Data records
——

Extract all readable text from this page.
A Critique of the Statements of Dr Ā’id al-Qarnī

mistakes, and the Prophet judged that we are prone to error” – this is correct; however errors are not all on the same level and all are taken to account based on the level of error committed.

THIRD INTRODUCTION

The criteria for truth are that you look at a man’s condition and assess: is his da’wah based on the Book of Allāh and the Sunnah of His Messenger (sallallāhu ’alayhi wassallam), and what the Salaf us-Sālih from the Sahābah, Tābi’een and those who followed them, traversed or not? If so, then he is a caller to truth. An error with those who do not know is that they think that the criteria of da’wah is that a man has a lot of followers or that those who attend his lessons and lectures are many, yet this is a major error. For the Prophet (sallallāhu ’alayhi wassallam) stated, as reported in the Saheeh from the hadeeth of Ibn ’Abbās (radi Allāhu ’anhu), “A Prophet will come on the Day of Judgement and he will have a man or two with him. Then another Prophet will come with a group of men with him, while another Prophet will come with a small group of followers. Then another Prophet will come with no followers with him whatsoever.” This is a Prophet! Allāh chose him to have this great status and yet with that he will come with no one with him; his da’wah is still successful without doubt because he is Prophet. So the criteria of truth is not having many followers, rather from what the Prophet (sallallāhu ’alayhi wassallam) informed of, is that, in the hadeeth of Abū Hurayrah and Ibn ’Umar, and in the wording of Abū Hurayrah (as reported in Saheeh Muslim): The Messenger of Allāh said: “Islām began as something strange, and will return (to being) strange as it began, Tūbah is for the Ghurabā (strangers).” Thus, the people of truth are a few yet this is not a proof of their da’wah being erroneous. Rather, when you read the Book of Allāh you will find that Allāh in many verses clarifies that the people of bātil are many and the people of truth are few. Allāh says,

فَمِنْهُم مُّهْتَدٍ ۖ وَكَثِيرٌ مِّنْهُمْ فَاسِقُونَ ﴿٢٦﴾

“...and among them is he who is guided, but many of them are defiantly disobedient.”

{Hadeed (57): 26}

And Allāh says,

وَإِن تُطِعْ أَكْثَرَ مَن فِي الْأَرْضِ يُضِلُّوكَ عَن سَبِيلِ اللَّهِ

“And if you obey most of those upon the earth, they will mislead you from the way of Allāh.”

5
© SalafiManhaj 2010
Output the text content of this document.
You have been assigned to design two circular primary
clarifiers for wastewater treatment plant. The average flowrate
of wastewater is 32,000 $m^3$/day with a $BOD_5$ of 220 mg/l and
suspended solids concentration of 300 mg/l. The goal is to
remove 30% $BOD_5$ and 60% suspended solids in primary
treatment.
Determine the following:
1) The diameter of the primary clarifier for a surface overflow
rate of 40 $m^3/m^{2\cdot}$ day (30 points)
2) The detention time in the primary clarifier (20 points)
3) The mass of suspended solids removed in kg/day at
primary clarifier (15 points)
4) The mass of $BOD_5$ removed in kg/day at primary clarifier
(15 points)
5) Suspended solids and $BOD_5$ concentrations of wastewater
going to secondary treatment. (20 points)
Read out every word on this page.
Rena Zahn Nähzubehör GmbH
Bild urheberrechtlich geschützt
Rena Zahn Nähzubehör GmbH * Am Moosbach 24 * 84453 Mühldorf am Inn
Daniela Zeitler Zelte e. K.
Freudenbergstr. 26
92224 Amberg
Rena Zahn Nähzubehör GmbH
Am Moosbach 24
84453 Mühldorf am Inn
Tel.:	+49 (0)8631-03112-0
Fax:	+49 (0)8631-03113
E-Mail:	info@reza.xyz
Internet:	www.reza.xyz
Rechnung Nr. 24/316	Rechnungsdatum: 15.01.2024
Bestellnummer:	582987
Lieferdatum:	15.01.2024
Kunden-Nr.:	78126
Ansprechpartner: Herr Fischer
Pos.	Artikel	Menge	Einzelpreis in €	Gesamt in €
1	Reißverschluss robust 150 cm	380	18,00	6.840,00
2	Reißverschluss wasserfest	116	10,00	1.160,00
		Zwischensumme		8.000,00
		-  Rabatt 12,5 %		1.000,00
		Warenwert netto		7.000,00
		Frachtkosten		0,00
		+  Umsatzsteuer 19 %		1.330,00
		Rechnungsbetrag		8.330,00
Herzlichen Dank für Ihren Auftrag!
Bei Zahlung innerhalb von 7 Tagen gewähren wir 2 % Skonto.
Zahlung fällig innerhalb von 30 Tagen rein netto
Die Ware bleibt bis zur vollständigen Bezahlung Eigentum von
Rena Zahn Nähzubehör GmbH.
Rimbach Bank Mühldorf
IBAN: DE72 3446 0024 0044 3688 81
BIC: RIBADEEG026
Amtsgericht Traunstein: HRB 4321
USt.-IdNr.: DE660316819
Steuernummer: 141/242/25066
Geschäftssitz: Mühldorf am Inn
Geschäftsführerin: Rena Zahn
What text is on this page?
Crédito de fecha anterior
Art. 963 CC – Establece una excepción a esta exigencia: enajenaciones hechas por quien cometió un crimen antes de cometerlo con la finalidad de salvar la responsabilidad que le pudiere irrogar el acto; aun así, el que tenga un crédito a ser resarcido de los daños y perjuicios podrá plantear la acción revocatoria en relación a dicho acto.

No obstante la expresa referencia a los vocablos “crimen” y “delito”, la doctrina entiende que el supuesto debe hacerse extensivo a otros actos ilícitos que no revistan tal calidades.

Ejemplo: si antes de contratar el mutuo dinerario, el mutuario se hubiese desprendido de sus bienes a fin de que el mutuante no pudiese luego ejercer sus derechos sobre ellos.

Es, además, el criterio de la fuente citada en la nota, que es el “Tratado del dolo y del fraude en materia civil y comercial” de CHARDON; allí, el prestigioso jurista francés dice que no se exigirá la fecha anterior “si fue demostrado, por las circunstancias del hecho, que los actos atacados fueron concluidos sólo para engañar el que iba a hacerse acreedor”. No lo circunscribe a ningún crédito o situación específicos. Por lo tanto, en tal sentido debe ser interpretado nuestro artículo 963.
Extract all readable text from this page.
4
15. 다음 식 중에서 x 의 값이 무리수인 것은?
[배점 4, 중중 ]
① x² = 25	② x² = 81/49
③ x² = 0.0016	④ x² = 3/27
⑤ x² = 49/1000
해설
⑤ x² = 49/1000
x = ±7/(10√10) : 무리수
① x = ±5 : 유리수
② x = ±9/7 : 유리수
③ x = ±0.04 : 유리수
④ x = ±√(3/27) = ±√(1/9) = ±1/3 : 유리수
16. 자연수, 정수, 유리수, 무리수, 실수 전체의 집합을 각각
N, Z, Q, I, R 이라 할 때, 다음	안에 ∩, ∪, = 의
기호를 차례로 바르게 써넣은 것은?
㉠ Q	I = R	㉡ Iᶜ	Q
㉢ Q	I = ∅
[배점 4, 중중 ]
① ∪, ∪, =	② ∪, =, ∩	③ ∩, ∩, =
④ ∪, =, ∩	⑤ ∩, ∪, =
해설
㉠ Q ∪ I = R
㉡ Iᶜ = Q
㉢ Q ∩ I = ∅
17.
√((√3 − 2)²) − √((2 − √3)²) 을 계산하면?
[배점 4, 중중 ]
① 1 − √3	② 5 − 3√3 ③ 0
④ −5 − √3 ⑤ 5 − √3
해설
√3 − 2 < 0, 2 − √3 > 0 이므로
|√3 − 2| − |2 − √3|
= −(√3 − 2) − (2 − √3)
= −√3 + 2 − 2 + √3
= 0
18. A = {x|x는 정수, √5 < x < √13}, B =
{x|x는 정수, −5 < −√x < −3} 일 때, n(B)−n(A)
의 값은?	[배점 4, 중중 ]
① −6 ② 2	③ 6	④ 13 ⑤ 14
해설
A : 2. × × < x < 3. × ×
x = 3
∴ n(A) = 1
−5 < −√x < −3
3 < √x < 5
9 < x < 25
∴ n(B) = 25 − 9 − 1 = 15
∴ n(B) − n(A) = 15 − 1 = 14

——

> **STATED TASK**:
Print the entries exactly. Include every one.

> **THE COMPLETED TASK**:
Extract all readable text from this page.
A Critique of the Statements of Dr Ā’id al-Qarnī

mistakes, and the Prophet judged that we are prone to error” – this is correct; however errors are not all on the same level and all are taken to account based on the level of error committed.

THIRD INTRODUCTION

The criteria for truth are that you look at a man’s condition and assess: is his da’wah based on the Book of Allāh and the Sunnah of His Messenger (sallallāhu ’alayhi wassallam), and what the Salaf us-Sālih from the Sahābah, Tābi’een and those who followed them, traversed or not? If so, then he is a caller to truth. An error with those who do not know is that they think that the criteria of da’wah is that a man has a lot of followers or that those who attend his lessons and lectures are many, yet this is a major error. For the Prophet (sallallāhu ’alayhi wassallam) stated, as reported in the Saheeh from the hadeeth of Ibn ’Abbās (radi Allāhu ’anhu), “A Prophet will come on the Day of Judgement and he will have a man or two with him. Then another Prophet will come with a group of men with him, while another Prophet will come with a small group of followers. Then another Prophet will come with no followers with him whatsoever.” This is a Prophet! Allāh chose him to have this great status and yet with that he will come with no one with him; his da’wah is still successful without doubt because he is Prophet. So the criteria of truth is not having many followers, rather from what the Prophet (sallallāhu ’alayhi wassallam) informed of, is that, in the hadeeth of Abū Hurayrah and Ibn ’Umar, and in the wording of Abū Hurayrah (as reported in Saheeh Muslim): The Messenger of Allāh said: “Islām began as something strange, and will return (to being) strange as it began, Tūbah is for the Ghurabā (strangers).” Thus, the people of truth are a few yet this is not a proof of their da’wah being erroneous. Rather, when you read the Book of Allāh you will find that Allāh in many verses clarifies that the people of bātil are many and the people of truth are few. Allāh says,

فَمِنْهُم مُّهْتَدٍ ۖ وَكَثِيرٌ مِّنْهُمْ فَاسِقُونَ ﴿٢٦﴾

“...and among them is he who is guided, but many of them are defiantly disobedient.”

{Hadeed (57): 26}

And Allāh says,

وَإِن تُطِعْ أَكْثَرَ مَن فِي الْأَرْضِ يُضِلُّوكَ عَن سَبِيلِ اللَّهِ

“And if you obey most of those upon the earth, they will mislead you from the way of Allāh.”

5
© SalafiManhaj 2010
Output the text content of this document.
You have been assigned to design two circular primary
clarifiers for wastewater treatment plant. The average flowrate
of wastewater is 32,000 $m^3$/day with a $BOD_5$ of 220 mg/l and
suspended solids concentration of 300 mg/l. The goal is to
remove 30% $BOD_5$ and 60% suspended solids in primary
treatment.
Determine the following:
1) The diameter of the primary clarifier for a surface overflow
rate of 40 $m^3/m^{2\cdot}$ day (30 points)
2) The detention time in the primary clarifier (20 points)
3) The mass of suspended solids removed in kg/day at
primary clarifier (15 points)
4) The mass of $BOD_5$ removed in kg/day at primary clarifier
(15 points)
5) Suspended solids and $BOD_5$ concentrations of wastewater
going to secondary treatment. (20 points)
Read out every word on this page.
Rena Zahn Nähzubehör GmbH
Bild urheberrechtlich geschützt
Rena Zahn Nähzubehör GmbH * Am Moosbach 24 * 84453 Mühldorf am Inn
Daniela Zeitler Zelte e. K.
Freudenbergstr. 26
92224 Amberg
Rena Zahn Nähzubehör GmbH
Am Moosbach 24
84453 Mühldorf am Inn
Tel.:	+49 (0)8631-03112-0
Fax:	+49 (0)8631-03113
E-Mail:	info@reza.xyz
Internet:	www.reza.xyz
Rechnung Nr. 24/316	Rechnungsdatum: 15.01.2024
Bestellnummer:	582987
Lieferdatum:	15.01.2024
Kunden-Nr.:	78126
Ansprechpartner: Herr Fischer
Pos.	Artikel	Menge	Einzelpreis in €	Gesamt in €
1	Reißverschluss robust 150 cm	380	18,00	6.840,00
2	Reißverschluss wasserfest	116	10,00	1.160,00
		Zwischensumme		8.000,00
		-  Rabatt 12,5 %		1.000,00
		Warenwert netto		7.000,00
		Frachtkosten		0,00
		+  Umsatzsteuer 19 %		1.330,00
		Rechnungsbetrag		8.330,00
Herzlichen Dank für Ihren Auftrag!
Bei Zahlung innerhalb von 7 Tagen gewähren wir 2 % Skonto.
Zahlung fällig innerhalb von 30 Tagen rein netto
Die Ware bleibt bis zur vollständigen Bezahlung Eigentum von
Rena Zahn Nähzubehör GmbH.
Rimbach Bank Mühldorf
IBAN: DE72 3446 0024 0044 3688 81
BIC: RIBADEEG026
Amtsgericht Traunstein: HRB 4321
USt.-IdNr.: DE660316819
Steuernummer: 141/242/25066
Geschäftssitz: Mühldorf am Inn
Geschäftsführerin: Rena Zahn
What text is on this page?
Crédito de fecha anterior
Art. 963 CC – Establece una excepción a esta exigencia: enajenaciones hechas por quien cometió un crimen antes de cometerlo con la finalidad de salvar la responsabilidad que le pudiere irrogar el acto; aun así, el que tenga un crédito a ser resarcido de los daños y perjuicios podrá plantear la acción revocatoria en relación a dicho acto.

No obstante la expresa referencia a los vocablos “crimen” y “delito”, la doctrina entiende que el supuesto debe hacerse extensivo a otros actos ilícitos que no revistan tal calidades.

Ejemplo: si antes de contratar el mutuo dinerario, el mutuario se hubiese desprendido de sus bienes a fin de que el mutuante no pudiese luego ejercer sus derechos sobre ellos.

Es, además, el criterio de la fuente citada en la nota, que es el “Tratado del dolo y del fraude en materia civil y comercial” de CHARDON; allí, el prestigioso jurista francés dice que no se exigirá la fecha anterior “si fue demostrado, por las circunstancias del hecho, que los actos atacados fueron concluidos sólo para engañar el que iba a hacerse acreedor”. No lo circunscribe a ningún crédito o situación específicos. Por lo tanto, en tal sentido debe ser interpretado nuestro artículo 963.
Extract all readable text from this page.
4
15. 다음 식 중에서 x 의 값이 무리수인 것은?
[배점 4, 중중 ]
① x² = 25	② x² = 81/49
③ x² = 0.0016	④ x² = 3/27
⑤ x² = 49/1000
해설
⑤ x² = 49/1000
x = ±7/(10√10) : 무리수
① x = ±5 : 유리수
② x = ±9/7 : 유리수
③ x = ±0.04 : 유리수
④ x = ±√(3/27) = ±√(1/9) = ±1/3 : 유리수
16. 자연수, 정수, 유리수, 무리수, 실수 전체의 집합을 각각
N, Z, Q, I, R 이라 할 때, 다음	안에 ∩, ∪, = 의
기호를 차례로 바르게 써넣은 것은?
㉠ Q	I = R	㉡ Iᶜ	Q
㉢ Q	I = ∅
[배점 4, 중중 ]
① ∪, ∪, =	② ∪, =, ∩	③ ∩, ∩, =
④ ∪, =, ∩	⑤ ∩, ∪, =
해설
㉠ Q ∪ I = R
㉡ Iᶜ = Q
㉢ Q ∩ I = ∅
17.
√((√3 − 2)²) − √((2 − √3)²) 을 계산하면?
[배점 4, 중중 ]
① 1 − √3	② 5 − 3√3 ③ 0
④ −5 − √3 ⑤ 5 − √3
해설
√3 − 2 < 0, 2 − √3 > 0 이므로
|√3 − 2| − |2 − √3|
= −(√3 − 2) − (2 − √3)
= −√3 + 2 − 2 + √3
= 0
18. A = {x|x는 정수, √5 < x < √13}, B =
{x|x는 정수, −5 < −√x < −3} 일 때, n(B)−n(A)
의 값은?	[배점 4, 중중 ]
① −6 ② 2	③ 6	④ 13 ⑤ 14
해설
A : 2. × × < x < 3. × ×
x = 3
∴ n(A) = 1
−5 < −√x < −3
3 < √x < 5
9 < x < 25
∴ n(B) = 25 − 9 − 1 = 15
∴ n(B) − n(A) = 15 − 1 = 14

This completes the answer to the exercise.